### Objective
Transcribe every record that appears below, exactly and in full.

### Provided entries
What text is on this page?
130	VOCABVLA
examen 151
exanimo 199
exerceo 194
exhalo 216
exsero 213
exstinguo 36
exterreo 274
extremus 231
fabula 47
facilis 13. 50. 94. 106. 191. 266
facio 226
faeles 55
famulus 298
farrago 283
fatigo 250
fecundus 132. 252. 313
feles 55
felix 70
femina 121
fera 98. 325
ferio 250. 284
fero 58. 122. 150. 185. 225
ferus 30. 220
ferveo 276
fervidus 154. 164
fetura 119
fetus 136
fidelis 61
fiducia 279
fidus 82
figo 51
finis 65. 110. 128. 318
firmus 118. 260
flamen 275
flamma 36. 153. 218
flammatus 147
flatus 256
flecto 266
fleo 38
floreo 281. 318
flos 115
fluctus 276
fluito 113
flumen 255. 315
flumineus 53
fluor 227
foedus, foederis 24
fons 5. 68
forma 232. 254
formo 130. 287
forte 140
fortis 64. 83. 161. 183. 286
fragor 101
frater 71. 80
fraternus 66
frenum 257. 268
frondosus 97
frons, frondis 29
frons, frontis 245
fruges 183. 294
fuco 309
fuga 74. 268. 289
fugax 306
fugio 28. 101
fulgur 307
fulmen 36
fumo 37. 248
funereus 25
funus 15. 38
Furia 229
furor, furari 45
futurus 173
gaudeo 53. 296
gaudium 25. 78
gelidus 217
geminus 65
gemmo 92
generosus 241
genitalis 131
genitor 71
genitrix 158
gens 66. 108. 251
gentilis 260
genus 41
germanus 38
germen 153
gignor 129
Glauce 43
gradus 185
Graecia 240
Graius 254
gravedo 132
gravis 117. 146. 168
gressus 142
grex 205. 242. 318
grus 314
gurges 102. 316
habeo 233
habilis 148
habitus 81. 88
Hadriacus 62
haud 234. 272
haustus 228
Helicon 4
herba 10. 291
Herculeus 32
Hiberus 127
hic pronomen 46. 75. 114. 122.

### Task answer
What text is on this page?
130	VOCABVLA
examen 151
exanimo 199
exerceo 194
exhalo 216
exsero 213
exstinguo 36
exterreo 274
extremus 231
fabula 47
facilis 13. 50. 94. 106. 191. 266
facio 226
faeles 55
famulus 298
farrago 283
fatigo 250
fecundus 132. 252. 313
feles 55
felix 70
femina 121
fera 98. 325
ferio 250. 284
fero 58. 122. 150. 185. 225
ferus 30. 220
ferveo 276
fervidus 154. 164
fetura 119
fetus 136
fidelis 61
fiducia 279
fidus 82
figo 51
finis 65. 110. 128. 318
firmus 118. 260
flamen 275
flamma 36. 153. 218
flammatus 147
flatus 256
flecto 266
fleo 38
floreo 281. 318
flos 115
fluctus 276
fluito 113
flumen 255. 315
flumineus 53
fluor 227
foedus, foederis 24
fons 5. 68
forma 232. 254
formo 130. 287
forte 140
fortis 64. 83. 161. 183. 286
fragor 101
frater 71. 80
fraternus 66
frenum 257. 268
frondosus 97
frons, frondis 29
frons, frontis 245
fruges 183. 294
fuco 309
fuga 74. 268. 289
fugax 306
fugio 28. 101
fulgur 307
fulmen 36
fumo 37. 248
funereus 25
funus 15. 38
Furia 229
furor, furari 45
futurus 173
gaudeo 53. 296
gaudium 25. 78
gelidus 217
geminus 65
gemmo 92
generosus 241
genitalis 131
genitor 71
genitrix 158
gens 66. 108. 251
gentilis 260
genus 41
germanus 38
germen 153
gignor 129
Glauce 43
gradus 185
Graecia 240
Graius 254
gravedo 132
gravis 117. 146. 168
gressus 142
grex 205. 242. 318
grus 314
gurges 102. 316
habeo 233
habilis 148
habitus 81. 88
Hadriacus 62
haud 234. 272
haustus 228
Helicon 4
herba 10. 291
Herculeus 32
Hiberus 127
hic pronomen 46. 75. 114. 122.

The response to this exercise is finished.